## Task details
Could you copy every line from the material below in which "this" appears?

## Records supplied
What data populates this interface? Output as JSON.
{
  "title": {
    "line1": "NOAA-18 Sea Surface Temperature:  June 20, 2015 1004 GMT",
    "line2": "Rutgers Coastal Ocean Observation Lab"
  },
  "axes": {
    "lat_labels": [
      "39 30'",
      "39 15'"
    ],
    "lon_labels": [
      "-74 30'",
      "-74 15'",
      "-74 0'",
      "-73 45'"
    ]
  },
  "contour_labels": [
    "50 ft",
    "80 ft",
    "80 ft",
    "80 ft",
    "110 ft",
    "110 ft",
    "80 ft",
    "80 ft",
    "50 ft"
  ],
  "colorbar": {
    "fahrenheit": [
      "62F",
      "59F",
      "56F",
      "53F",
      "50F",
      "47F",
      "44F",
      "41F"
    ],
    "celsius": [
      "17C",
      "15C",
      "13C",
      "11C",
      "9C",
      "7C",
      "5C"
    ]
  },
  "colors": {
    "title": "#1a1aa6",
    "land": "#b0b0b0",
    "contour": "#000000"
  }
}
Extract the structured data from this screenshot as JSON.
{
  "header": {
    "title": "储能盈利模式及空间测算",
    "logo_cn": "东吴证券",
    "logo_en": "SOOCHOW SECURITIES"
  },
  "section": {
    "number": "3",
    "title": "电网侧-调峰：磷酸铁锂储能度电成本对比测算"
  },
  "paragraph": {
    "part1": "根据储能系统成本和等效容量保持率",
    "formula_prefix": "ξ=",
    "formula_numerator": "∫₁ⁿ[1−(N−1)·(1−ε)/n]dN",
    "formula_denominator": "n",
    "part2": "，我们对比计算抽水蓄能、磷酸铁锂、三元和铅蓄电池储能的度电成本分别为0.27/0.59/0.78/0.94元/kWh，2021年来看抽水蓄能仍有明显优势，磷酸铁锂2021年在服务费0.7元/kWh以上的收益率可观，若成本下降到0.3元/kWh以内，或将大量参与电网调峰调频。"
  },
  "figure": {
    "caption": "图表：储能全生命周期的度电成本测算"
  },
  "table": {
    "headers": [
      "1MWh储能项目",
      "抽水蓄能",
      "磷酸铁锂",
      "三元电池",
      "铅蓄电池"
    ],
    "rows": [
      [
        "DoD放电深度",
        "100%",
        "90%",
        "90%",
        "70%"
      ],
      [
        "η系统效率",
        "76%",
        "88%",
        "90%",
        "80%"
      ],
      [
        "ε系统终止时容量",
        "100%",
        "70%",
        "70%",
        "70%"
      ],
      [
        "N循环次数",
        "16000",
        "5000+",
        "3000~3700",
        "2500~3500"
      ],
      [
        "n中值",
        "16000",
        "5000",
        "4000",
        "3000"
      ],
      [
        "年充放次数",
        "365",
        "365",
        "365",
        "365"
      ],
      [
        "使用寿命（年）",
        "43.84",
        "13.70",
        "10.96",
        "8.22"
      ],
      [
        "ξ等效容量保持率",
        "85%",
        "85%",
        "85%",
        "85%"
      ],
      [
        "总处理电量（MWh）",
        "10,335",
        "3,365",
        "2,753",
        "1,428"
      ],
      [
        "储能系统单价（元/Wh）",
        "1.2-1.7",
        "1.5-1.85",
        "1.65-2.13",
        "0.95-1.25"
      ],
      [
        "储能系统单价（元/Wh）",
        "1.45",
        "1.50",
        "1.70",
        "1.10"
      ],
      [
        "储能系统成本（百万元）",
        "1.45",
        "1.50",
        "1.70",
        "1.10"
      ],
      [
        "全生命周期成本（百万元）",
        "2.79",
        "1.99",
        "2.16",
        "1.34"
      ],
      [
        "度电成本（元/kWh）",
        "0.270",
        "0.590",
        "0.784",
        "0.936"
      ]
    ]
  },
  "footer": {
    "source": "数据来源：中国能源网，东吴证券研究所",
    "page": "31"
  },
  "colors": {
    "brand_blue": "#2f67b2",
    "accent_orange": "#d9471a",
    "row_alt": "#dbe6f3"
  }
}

## Answer
What data populates this interface? Output as JSON.
Extract the structured data from this screenshot as JSON.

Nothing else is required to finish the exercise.